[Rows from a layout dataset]

--------

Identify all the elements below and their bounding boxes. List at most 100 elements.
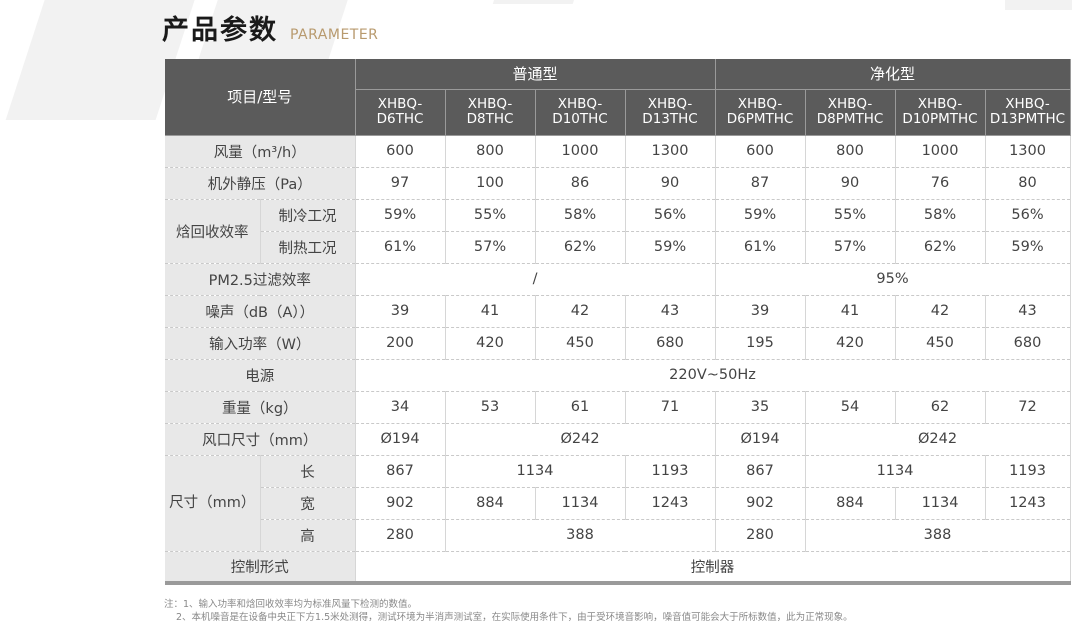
table-cell: 59% — [355, 199, 446, 232]
model-header: XHBQ-D10THC — [535, 89, 626, 136]
table-cell: 41 — [445, 295, 536, 328]
table-cell: 1134 — [895, 487, 986, 520]
watermark-shape — [492, 0, 578, 4]
table-cell: 43 — [625, 295, 716, 328]
table-cell: 55% — [445, 199, 536, 232]
table-row: 高 280 388 280 388 — [165, 519, 1071, 552]
table-cell: 35 — [715, 391, 806, 424]
row-sublabel: 宽 — [260, 487, 356, 520]
table-cell: 55% — [805, 199, 896, 232]
model-header: XHBQ-D8THC — [445, 89, 536, 136]
table-cell: 62% — [535, 231, 626, 264]
table-cell: 34 — [355, 391, 446, 424]
table-cell: 71 — [625, 391, 716, 424]
table-cell: 97 — [355, 167, 446, 200]
table-cell: 54 — [805, 391, 896, 424]
table-cell: 62 — [895, 391, 986, 424]
row-sublabel: 制冷工况 — [260, 199, 356, 232]
table-cell: 90 — [625, 167, 716, 200]
table-cell: 53 — [445, 391, 536, 424]
footnote: 注：1、输入功率和焓回收效率均为标准风量下检测的数值。 — [164, 599, 418, 610]
table-cell: 600 — [715, 135, 806, 168]
table-cell: 57% — [805, 231, 896, 264]
row-label: 电源 — [165, 359, 356, 392]
model-header: XHBQ-D13THC — [625, 89, 716, 136]
table-cell: 1134 — [445, 455, 626, 488]
table-cell: 41 — [805, 295, 896, 328]
corner-header: 项目/型号 — [165, 59, 356, 136]
model-header-row: XHBQ-D6THC XHBQ-D8THC XHBQ-D10THC XHBQ-D… — [165, 89, 1071, 136]
table-cell: 76 — [895, 167, 986, 200]
table-cell: 1000 — [535, 135, 626, 168]
table-cell: 388 — [445, 519, 716, 552]
table-cell: 1243 — [985, 487, 1071, 520]
section-header: 产品参数 PARAMETER — [162, 14, 378, 48]
table-cell: 39 — [715, 295, 806, 328]
row-label: 重量（kg） — [165, 391, 356, 424]
table-cell: 1300 — [625, 135, 716, 168]
table-cell: 42 — [895, 295, 986, 328]
row-sublabel: 高 — [260, 519, 356, 552]
row-label: 噪声（dB（A）） — [165, 295, 356, 328]
table-row: 风口尺寸（mm） Ø194 Ø242 Ø194 Ø242 — [165, 423, 1071, 456]
table-cell: 59% — [715, 199, 806, 232]
table-row: PM2.5过滤效率 / 95% — [165, 263, 1071, 296]
table-cell: 58% — [895, 199, 986, 232]
table-cell: 1000 — [895, 135, 986, 168]
row-label: PM2.5过滤效率 — [165, 263, 356, 296]
table-cell: 200 — [355, 327, 446, 360]
table-cell: 控制器 — [355, 551, 1071, 585]
table-cell: 43 — [985, 295, 1071, 328]
table-cell: 800 — [805, 135, 896, 168]
table-cell: 902 — [715, 487, 806, 520]
table-cell: 100 — [445, 167, 536, 200]
model-header: XHBQ-D13PMTHC — [985, 89, 1071, 136]
table-row: 噪声（dB（A）） 39 41 42 43 39 41 42 43 — [165, 295, 1071, 328]
page-title: 产品参数 — [162, 15, 278, 46]
table-cell: 280 — [355, 519, 446, 552]
table-cell: 56% — [985, 199, 1071, 232]
footnote: 2、本机噪音是在设备中央正下方1.5米处测得，测试环境为半消声测试室，在实际使用… — [176, 612, 853, 623]
table-row: 输入功率（W） 200 420 450 680 195 420 450 680 — [165, 327, 1071, 360]
table-row: 制热工况 61% 57% 62% 59% 61% 57% 62% 59% — [165, 231, 1071, 264]
model-header: XHBQ-D6PMTHC — [715, 89, 806, 136]
model-header: XHBQ-D6THC — [355, 89, 446, 136]
row-label: 焓回收效率 — [165, 199, 261, 264]
table-cell: Ø194 — [715, 423, 806, 456]
page-subtitle: PARAMETER — [290, 27, 379, 43]
table-cell: 1193 — [985, 455, 1071, 488]
watermark-shape — [1005, 0, 1072, 10]
row-sublabel: 制热工况 — [260, 231, 356, 264]
table-cell: 1134 — [805, 455, 986, 488]
table-cell: / — [355, 263, 716, 296]
row-sublabel: 长 — [260, 455, 356, 488]
table-cell: 1243 — [625, 487, 716, 520]
table-cell: 280 — [715, 519, 806, 552]
table-row: 风量（m³/h） 600 800 1000 1300 600 800 1000 … — [165, 135, 1071, 168]
table-cell: 388 — [805, 519, 1071, 552]
footnotes: 注：1、输入功率和焓回收效率均为标准风量下检测的数值。 2、本机噪音是在设备中央… — [164, 598, 853, 624]
model-header: XHBQ-D10PMTHC — [895, 89, 986, 136]
table-cell: Ø242 — [805, 423, 1071, 456]
table-row: 焓回收效率 制冷工况 59% 55% 58% 56% 59% 55% 58% 5… — [165, 199, 1071, 264]
table-row: 控制形式 控制器 — [165, 551, 1071, 585]
table-cell: 420 — [445, 327, 536, 360]
table-cell: 87 — [715, 167, 806, 200]
table-cell: Ø194 — [355, 423, 446, 456]
table-cell: 61 — [535, 391, 626, 424]
table-row: 机外静压（Pa） 97 100 86 90 87 90 76 80 — [165, 167, 1071, 200]
table-cell: 195 — [715, 327, 806, 360]
table-cell: 450 — [535, 327, 626, 360]
row-label: 控制形式 — [165, 551, 356, 585]
table-row: 电源 220V~50Hz — [165, 359, 1071, 392]
group-header-normal: 普通型 — [355, 59, 716, 90]
table-row: 宽 902 884 1134 1243 902 884 1134 1243 — [165, 487, 1071, 520]
table-cell: 867 — [355, 455, 446, 488]
row-label: 机外静压（Pa） — [165, 167, 356, 200]
table-cell: 800 — [445, 135, 536, 168]
table-cell: 59% — [625, 231, 716, 264]
table-cell: 57% — [445, 231, 536, 264]
table-cell: 86 — [535, 167, 626, 200]
group-header-purify: 净化型 — [715, 59, 1071, 90]
table-row: 尺寸（mm） 长 867 1134 1193 867 1134 1193 — [165, 455, 1071, 552]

--------

- YOUR TASK -
Rewrite the lines above, changing every "row-label" to "row-heading" and leaving everything else as it is. Omit the picture from your answer.

- CORRECT OUTPUT -
Identify all the elements below and their bounding boxes. List at most 100 elements.
table-cell: 59% — [355, 199, 446, 232]
model-header: XHBQ-D10THC — [535, 89, 626, 136]
table-cell: 41 — [445, 295, 536, 328]
table-cell: 1134 — [895, 487, 986, 520]
watermark-shape — [492, 0, 578, 4]
table-cell: 43 — [625, 295, 716, 328]
table-cell: 55% — [445, 199, 536, 232]
table-row: 高 280 388 280 388 — [165, 519, 1071, 552]
table-cell: 35 — [715, 391, 806, 424]
row-sublabel: 宽 — [260, 487, 356, 520]
table-cell: 55% — [805, 199, 896, 232]
model-header: XHBQ-D8THC — [445, 89, 536, 136]
table-cell: 62% — [535, 231, 626, 264]
table-cell: 34 — [355, 391, 446, 424]
table-cell: 71 — [625, 391, 716, 424]
table-cell: 97 — [355, 167, 446, 200]
table-cell: 54 — [805, 391, 896, 424]
table-cell: 62 — [895, 391, 986, 424]
row-sublabel: 制冷工况 — [260, 199, 356, 232]
table-cell: 90 — [625, 167, 716, 200]
table-cell: 53 — [445, 391, 536, 424]
footnote: 注：1、输入功率和焓回收效率均为标准风量下检测的数值。 — [164, 599, 418, 610]
table-cell: 600 — [715, 135, 806, 168]
table-cell: 57% — [805, 231, 896, 264]
row-heading: 电源 — [165, 359, 356, 392]
model-header: XHBQ-D13THC — [625, 89, 716, 136]
table-cell: 1134 — [445, 455, 626, 488]
table-cell: 41 — [805, 295, 896, 328]
corner-header: 项目/型号 — [165, 59, 356, 136]
model-header-row: XHBQ-D6THC XHBQ-D8THC XHBQ-D10THC XHBQ-D… — [165, 89, 1071, 136]
table-cell: 76 — [895, 167, 986, 200]
table-cell: 1000 — [535, 135, 626, 168]
table-cell: 388 — [445, 519, 716, 552]
table-cell: 1243 — [985, 487, 1071, 520]
section-header: 产品参数 PARAMETER — [162, 14, 378, 48]
table-cell: 39 — [715, 295, 806, 328]
row-heading: 重量（kg） — [165, 391, 356, 424]
table-cell: 1300 — [625, 135, 716, 168]
table-cell: 42 — [895, 295, 986, 328]
row-sublabel: 高 — [260, 519, 356, 552]
row-heading: 噪声（dB（A）） — [165, 295, 356, 328]
table-row: 风口尺寸（mm） Ø194 Ø242 Ø194 Ø242 — [165, 423, 1071, 456]
table-cell: 59% — [715, 199, 806, 232]
table-row: PM2.5过滤效率 / 95% — [165, 263, 1071, 296]
table-cell: 58% — [895, 199, 986, 232]
table-cell: 1000 — [895, 135, 986, 168]
row-heading: PM2.5过滤效率 — [165, 263, 356, 296]
table-cell: 200 — [355, 327, 446, 360]
table-cell: 控制器 — [355, 551, 1071, 585]
table-cell: 43 — [985, 295, 1071, 328]
table-cell: 800 — [805, 135, 896, 168]
table-cell: 902 — [715, 487, 806, 520]
table-cell: 100 — [445, 167, 536, 200]
model-header: XHBQ-D13PMTHC — [985, 89, 1071, 136]
table-row: 噪声（dB（A）） 39 41 42 43 39 41 42 43 — [165, 295, 1071, 328]
page-title: 产品参数 — [162, 15, 278, 46]
table-cell: 280 — [355, 519, 446, 552]
table-cell: 56% — [985, 199, 1071, 232]
footnote: 2、本机噪音是在设备中央正下方1.5米处测得，测试环境为半消声测试室，在实际使用… — [176, 612, 853, 623]
table-row: 输入功率（W） 200 420 450 680 195 420 450 680 — [165, 327, 1071, 360]
table-row: 制热工况 61% 57% 62% 59% 61% 57% 62% 59% — [165, 231, 1071, 264]
model-header: XHBQ-D6PMTHC — [715, 89, 806, 136]
model-header: XHBQ-D6THC — [355, 89, 446, 136]
row-heading: 焓回收效率 — [165, 199, 261, 264]
table-cell: Ø194 — [715, 423, 806, 456]
page-subtitle: PARAMETER — [290, 27, 379, 43]
table-cell: 1193 — [985, 455, 1071, 488]
watermark-shape — [1005, 0, 1072, 10]
row-sublabel: 制热工况 — [260, 231, 356, 264]
table-cell: 1134 — [805, 455, 986, 488]
table-cell: / — [355, 263, 716, 296]
row-sublabel: 长 — [260, 455, 356, 488]
table-cell: 1243 — [625, 487, 716, 520]
table-cell: 280 — [715, 519, 806, 552]
table-row: 风量（m³/h） 600 800 1000 1300 600 800 1000 … — [165, 135, 1071, 168]
table-cell: 388 — [805, 519, 1071, 552]
footnotes: 注：1、输入功率和焓回收效率均为标准风量下检测的数值。 2、本机噪音是在设备中央… — [164, 598, 853, 624]
model-header: XHBQ-D10PMTHC — [895, 89, 986, 136]
table-cell: Ø242 — [805, 423, 1071, 456]
table-row: 焓回收效率 制冷工况 59% 55% 58% 56% 59% 55% 58% 5… — [165, 199, 1071, 264]
table-row: 控制形式 控制器 — [165, 551, 1071, 585]
table-cell: 420 — [445, 327, 536, 360]
table-cell: 87 — [715, 167, 806, 200]
table-cell: Ø194 — [355, 423, 446, 456]
table-cell: 61 — [535, 391, 626, 424]
table-row: 机外静压（Pa） 97 100 86 90 87 90 76 80 — [165, 167, 1071, 200]
table-cell: 195 — [715, 327, 806, 360]
table-cell: 450 — [535, 327, 626, 360]
row-heading: 控制形式 — [165, 551, 356, 585]
table-row: 电源 220V~50Hz — [165, 359, 1071, 392]
group-header-normal: 普通型 — [355, 59, 716, 90]
table-row: 宽 902 884 1134 1243 902 884 1134 1243 — [165, 487, 1071, 520]
table-cell: 867 — [355, 455, 446, 488]
row-heading: 机外静压（Pa） — [165, 167, 356, 200]
table-cell: 800 — [445, 135, 536, 168]
table-cell: 59% — [625, 231, 716, 264]
table-cell: 57% — [445, 231, 536, 264]
table-cell: 86 — [535, 167, 626, 200]
group-header-purify: 净化型 — [715, 59, 1071, 90]
table-row: 尺寸（mm） 长 867 1134 1193 867 1134 1193 — [165, 455, 1071, 552]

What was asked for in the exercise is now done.